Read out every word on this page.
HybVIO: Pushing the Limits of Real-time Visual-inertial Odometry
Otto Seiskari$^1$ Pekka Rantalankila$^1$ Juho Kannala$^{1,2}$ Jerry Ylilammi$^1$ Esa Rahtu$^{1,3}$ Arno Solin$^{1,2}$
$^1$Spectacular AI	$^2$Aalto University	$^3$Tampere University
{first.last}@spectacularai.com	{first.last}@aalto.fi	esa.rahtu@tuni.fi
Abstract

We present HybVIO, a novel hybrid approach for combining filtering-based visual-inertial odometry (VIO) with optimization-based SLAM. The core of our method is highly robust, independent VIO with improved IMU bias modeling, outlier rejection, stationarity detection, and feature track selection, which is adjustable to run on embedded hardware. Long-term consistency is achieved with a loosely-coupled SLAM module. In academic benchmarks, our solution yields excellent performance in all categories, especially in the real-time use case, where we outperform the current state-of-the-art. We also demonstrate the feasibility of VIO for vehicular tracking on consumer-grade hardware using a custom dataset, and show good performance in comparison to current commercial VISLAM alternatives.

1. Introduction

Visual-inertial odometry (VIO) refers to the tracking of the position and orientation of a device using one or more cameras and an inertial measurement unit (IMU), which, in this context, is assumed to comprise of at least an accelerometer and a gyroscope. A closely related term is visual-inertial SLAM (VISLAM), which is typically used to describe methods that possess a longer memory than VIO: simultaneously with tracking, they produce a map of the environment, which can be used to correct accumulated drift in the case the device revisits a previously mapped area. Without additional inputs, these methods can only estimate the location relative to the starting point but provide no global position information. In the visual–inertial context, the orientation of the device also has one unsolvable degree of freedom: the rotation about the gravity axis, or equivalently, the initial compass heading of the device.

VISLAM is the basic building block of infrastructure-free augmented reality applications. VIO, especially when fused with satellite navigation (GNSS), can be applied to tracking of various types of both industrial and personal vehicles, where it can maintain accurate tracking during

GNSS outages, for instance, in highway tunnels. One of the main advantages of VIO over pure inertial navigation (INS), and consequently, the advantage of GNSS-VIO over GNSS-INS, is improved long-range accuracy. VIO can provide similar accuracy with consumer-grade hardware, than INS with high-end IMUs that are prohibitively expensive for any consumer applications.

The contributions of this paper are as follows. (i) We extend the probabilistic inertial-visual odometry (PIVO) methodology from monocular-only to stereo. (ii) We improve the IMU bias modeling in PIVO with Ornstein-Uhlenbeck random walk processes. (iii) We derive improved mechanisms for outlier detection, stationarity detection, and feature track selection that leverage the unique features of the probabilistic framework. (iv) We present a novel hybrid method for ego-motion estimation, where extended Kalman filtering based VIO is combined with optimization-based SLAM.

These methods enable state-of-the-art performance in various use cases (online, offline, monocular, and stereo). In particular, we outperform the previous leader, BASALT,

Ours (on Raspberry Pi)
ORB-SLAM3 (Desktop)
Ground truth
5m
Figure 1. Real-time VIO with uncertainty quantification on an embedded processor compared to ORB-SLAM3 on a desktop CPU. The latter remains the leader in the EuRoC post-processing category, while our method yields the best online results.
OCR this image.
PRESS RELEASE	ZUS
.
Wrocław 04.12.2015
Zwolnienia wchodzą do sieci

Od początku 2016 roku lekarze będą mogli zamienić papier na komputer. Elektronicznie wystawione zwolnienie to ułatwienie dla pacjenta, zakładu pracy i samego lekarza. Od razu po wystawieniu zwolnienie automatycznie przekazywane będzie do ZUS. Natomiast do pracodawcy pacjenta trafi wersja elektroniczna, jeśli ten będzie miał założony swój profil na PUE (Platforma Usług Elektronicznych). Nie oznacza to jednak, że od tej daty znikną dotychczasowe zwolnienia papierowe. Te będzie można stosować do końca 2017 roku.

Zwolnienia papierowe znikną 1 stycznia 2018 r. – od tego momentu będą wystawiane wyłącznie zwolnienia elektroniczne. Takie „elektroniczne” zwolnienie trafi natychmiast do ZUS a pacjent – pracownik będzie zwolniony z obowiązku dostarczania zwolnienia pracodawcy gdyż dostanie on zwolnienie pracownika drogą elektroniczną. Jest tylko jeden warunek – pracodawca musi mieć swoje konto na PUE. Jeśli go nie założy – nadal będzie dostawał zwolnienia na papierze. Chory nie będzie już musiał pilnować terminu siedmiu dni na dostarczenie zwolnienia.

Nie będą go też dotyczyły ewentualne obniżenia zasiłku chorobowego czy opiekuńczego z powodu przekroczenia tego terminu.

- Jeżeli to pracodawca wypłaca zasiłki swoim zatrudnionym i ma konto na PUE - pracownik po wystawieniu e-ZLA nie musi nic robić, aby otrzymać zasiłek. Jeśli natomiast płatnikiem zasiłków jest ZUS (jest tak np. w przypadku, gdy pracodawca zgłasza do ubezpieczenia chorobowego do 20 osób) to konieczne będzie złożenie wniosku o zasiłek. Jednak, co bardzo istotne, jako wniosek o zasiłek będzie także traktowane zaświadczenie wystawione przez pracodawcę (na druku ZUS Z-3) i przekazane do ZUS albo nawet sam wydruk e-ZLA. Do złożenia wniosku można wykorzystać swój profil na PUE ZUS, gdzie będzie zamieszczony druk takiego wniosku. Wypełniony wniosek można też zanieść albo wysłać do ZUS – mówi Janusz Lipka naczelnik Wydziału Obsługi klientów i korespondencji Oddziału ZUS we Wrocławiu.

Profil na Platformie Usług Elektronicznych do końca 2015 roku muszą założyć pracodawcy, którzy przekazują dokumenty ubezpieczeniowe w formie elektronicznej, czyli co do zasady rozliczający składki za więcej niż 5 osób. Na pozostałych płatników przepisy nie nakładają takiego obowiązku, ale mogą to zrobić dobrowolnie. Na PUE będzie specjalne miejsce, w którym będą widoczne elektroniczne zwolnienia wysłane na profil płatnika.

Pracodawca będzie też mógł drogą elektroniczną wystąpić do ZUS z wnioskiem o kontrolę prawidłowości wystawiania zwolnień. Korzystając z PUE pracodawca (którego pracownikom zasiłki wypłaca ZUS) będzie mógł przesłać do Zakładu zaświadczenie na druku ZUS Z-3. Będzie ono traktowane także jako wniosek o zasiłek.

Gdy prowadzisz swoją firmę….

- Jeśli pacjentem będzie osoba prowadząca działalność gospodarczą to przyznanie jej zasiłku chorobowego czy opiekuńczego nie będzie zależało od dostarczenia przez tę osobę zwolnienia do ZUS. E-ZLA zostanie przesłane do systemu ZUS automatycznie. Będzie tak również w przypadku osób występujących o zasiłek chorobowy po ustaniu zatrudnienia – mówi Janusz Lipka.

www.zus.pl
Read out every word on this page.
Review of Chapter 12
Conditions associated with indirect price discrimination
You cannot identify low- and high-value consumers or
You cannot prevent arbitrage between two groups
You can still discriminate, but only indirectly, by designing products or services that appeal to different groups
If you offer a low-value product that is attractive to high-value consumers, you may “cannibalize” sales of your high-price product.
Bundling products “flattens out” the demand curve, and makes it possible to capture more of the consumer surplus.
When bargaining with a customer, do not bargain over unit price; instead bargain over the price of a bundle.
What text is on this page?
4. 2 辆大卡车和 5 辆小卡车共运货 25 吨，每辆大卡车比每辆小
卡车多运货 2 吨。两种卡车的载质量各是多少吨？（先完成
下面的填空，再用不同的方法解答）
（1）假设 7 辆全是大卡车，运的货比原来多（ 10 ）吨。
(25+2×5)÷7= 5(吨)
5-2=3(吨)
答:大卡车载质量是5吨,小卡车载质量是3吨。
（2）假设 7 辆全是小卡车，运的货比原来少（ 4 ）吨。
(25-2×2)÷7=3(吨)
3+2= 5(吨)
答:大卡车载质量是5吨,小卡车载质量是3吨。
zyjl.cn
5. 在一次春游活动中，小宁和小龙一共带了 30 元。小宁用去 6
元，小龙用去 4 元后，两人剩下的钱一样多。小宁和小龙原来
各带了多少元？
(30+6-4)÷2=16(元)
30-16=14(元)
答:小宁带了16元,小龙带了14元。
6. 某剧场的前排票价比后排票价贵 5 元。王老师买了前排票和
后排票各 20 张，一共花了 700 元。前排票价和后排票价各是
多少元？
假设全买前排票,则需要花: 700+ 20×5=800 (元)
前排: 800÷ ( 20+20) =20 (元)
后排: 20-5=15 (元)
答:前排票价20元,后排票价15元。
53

________________________

Repeat only the lines from the one holding "What text is on this page?" through the last line of the data.

What text is on this page?
4. 2 辆大卡车和 5 辆小卡车共运货 25 吨，每辆大卡车比每辆小
卡车多运货 2 吨。两种卡车的载质量各是多少吨？（先完成
下面的填空，再用不同的方法解答）
（1）假设 7 辆全是大卡车，运的货比原来多（ 10 ）吨。
(25+2×5)÷7= 5(吨)
5-2=3(吨)
答:大卡车载质量是5吨,小卡车载质量是3吨。
（2）假设 7 辆全是小卡车，运的货比原来少（ 4 ）吨。
(25-2×2)÷7=3(吨)
3+2= 5(吨)
答:大卡车载质量是5吨,小卡车载质量是3吨。
zyjl.cn
5. 在一次春游活动中，小宁和小龙一共带了 30 元。小宁用去 6
元，小龙用去 4 元后，两人剩下的钱一样多。小宁和小龙原来
各带了多少元？
(30+6-4)÷2=16(元)
30-16=14(元)
答:小宁带了16元,小龙带了14元。
6. 某剧场的前排票价比后排票价贵 5 元。王老师买了前排票和
后排票各 20 张，一共花了 700 元。前排票价和后排票价各是
多少元？
假设全买前排票,则需要花: 700+ 20×5=800 (元)
前排: 800÷ ( 20+20) =20 (元)
后排: 20-5=15 (元)
答:前排票价20元,后排票价15元。
53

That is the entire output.